DESCRIPTION OF THE TASK
Provide only the number of lines in the records below that include "含进出水段".

EXCERPTED DATA
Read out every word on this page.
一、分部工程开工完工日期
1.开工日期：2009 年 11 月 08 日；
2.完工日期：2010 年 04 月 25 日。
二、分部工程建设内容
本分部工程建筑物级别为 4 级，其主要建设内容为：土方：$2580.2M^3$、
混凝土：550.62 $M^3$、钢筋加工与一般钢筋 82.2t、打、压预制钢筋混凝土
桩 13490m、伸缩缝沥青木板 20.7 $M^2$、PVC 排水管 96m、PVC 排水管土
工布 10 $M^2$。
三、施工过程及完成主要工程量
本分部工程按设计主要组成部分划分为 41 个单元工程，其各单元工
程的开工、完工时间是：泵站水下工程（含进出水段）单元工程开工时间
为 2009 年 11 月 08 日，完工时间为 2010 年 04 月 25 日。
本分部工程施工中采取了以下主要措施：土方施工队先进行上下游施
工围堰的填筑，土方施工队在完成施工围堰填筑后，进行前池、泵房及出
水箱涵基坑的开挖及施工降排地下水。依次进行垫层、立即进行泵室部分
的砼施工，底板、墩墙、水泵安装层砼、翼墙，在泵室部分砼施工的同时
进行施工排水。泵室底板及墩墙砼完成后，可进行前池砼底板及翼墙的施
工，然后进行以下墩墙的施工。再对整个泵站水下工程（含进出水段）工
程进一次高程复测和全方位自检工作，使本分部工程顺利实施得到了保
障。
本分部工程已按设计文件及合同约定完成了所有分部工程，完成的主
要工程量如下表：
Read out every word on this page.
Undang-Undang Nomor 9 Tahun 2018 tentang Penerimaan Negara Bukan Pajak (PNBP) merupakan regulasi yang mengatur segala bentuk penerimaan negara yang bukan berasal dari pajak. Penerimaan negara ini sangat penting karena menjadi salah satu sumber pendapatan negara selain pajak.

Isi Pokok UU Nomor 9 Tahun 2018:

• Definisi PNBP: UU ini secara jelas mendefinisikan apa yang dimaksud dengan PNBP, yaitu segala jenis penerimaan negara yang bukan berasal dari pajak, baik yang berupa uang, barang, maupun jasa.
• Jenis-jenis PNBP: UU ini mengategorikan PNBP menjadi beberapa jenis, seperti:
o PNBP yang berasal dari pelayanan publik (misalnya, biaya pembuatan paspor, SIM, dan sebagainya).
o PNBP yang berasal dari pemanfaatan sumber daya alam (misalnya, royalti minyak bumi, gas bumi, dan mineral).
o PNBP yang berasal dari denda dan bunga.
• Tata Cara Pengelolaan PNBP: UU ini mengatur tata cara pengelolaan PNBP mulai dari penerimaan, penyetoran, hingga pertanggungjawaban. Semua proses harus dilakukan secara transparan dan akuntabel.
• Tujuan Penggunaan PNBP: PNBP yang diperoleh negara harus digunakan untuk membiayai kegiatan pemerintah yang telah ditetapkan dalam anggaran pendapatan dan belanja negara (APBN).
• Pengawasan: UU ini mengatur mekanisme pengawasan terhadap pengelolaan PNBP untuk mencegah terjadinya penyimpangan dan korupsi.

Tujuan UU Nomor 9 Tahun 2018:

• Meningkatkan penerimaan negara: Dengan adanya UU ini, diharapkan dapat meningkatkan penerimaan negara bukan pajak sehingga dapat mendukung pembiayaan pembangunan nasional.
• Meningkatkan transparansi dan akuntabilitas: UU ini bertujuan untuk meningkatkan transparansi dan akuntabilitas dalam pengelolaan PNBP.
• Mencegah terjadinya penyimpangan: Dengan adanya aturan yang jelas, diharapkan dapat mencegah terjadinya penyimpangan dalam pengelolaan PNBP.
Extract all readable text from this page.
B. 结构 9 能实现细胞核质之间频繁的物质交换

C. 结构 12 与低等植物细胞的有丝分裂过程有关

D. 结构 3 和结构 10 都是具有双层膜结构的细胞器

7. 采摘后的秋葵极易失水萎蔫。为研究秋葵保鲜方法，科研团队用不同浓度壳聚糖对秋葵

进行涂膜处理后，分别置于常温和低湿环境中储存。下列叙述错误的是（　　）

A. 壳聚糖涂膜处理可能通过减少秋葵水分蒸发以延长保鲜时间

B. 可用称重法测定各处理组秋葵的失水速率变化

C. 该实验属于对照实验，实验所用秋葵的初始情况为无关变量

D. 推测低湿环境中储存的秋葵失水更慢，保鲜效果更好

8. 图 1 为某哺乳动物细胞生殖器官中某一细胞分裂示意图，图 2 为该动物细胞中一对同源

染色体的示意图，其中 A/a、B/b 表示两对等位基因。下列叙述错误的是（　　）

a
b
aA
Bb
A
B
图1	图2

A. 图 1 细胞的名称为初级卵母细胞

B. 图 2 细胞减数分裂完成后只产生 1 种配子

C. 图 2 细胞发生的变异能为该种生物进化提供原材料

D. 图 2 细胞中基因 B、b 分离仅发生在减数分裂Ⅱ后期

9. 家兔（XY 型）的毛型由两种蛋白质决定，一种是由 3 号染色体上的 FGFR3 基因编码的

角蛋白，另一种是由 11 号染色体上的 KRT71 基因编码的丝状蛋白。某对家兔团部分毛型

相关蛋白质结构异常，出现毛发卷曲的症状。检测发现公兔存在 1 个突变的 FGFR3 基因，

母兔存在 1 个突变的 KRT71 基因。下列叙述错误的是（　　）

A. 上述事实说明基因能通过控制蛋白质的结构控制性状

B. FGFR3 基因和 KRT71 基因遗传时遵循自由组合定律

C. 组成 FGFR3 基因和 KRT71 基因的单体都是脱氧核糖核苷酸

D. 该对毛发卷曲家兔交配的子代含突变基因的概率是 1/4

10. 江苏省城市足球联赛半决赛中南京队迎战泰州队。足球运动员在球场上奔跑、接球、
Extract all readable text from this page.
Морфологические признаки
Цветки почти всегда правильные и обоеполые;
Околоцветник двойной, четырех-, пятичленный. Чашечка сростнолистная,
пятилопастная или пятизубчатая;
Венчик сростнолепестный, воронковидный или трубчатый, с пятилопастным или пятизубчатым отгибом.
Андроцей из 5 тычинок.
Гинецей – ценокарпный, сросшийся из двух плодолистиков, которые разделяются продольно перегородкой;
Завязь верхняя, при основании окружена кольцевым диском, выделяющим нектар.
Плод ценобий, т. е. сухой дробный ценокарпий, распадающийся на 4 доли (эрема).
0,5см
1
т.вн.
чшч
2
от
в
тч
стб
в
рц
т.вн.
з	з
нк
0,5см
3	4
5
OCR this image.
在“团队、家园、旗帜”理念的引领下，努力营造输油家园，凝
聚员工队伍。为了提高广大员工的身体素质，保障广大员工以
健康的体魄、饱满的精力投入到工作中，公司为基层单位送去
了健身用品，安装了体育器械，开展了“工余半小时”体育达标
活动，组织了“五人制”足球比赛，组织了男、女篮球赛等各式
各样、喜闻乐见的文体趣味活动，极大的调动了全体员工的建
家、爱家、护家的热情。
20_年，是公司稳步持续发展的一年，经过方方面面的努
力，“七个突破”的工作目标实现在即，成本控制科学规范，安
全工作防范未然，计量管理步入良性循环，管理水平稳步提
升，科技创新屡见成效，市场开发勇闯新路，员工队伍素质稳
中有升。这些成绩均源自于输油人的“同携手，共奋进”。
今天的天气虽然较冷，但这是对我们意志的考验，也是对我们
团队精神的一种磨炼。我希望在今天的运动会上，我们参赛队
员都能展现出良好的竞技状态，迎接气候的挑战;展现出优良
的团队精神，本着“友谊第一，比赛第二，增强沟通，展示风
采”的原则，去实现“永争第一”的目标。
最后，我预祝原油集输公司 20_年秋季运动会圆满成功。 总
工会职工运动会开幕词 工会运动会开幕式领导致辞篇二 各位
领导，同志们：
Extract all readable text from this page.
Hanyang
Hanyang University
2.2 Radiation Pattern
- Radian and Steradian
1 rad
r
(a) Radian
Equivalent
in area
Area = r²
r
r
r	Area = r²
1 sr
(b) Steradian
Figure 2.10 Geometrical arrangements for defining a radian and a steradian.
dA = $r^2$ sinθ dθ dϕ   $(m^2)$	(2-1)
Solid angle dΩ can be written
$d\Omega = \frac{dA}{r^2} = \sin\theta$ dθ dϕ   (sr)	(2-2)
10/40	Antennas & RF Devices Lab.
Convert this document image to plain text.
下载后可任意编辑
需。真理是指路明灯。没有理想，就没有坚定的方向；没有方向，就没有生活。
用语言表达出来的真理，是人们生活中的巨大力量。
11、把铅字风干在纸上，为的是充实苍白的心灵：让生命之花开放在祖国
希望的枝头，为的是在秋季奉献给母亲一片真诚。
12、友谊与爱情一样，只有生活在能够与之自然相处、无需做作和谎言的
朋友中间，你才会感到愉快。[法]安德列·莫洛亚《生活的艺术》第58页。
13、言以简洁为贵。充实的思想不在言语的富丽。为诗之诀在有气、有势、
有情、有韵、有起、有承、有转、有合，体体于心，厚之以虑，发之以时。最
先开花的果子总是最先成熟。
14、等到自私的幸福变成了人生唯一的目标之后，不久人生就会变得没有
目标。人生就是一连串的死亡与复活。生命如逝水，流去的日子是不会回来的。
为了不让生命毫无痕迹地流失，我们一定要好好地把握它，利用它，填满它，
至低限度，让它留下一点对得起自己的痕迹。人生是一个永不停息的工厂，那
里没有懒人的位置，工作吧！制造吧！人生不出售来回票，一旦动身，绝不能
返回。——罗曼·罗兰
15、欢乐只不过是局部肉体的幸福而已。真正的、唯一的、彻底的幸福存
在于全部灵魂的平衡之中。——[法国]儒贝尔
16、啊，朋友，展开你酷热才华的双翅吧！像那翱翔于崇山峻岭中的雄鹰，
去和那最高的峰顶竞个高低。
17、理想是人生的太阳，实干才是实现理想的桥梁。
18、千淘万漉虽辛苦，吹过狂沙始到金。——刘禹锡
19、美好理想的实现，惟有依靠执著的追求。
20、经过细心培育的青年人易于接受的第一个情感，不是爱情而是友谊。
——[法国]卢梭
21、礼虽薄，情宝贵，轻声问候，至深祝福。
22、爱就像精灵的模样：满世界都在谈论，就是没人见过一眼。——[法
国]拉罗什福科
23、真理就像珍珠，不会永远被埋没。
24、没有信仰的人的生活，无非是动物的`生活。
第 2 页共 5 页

WORKED SOLUTION
2